EXERCISE PROMPT:
Copy out all lines in the data below containing the string "admission".

RECORD LIST:
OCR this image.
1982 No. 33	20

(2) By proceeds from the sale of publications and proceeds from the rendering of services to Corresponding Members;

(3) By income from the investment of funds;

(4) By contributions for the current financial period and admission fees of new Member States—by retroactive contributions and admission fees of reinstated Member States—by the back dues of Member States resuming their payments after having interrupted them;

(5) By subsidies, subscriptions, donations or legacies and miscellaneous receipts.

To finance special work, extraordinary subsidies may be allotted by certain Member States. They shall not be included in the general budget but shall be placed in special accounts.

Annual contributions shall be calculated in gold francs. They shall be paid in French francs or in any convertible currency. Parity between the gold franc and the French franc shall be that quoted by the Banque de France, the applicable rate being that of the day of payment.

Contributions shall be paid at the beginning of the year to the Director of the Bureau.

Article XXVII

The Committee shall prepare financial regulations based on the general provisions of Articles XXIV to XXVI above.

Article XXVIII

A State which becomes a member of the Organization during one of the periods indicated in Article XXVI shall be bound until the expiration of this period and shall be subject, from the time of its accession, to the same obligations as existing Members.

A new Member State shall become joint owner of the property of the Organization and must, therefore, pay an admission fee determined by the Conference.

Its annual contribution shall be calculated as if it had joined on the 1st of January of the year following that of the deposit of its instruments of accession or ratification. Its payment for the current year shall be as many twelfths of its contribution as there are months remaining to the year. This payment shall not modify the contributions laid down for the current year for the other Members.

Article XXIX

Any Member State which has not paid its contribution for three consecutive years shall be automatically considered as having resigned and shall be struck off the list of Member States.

PROBLEM SOLUTION:
(4) By contributions for the current financial period and admission fees of new Member States—by retroactive contributions and admission fees of reinstated Member States—by the back dues of Member States resuming their payments after having interrupted them;
A new Member State shall become joint owner of the property of the Organization and must, therefore, pay an admission fee determined by the Conference.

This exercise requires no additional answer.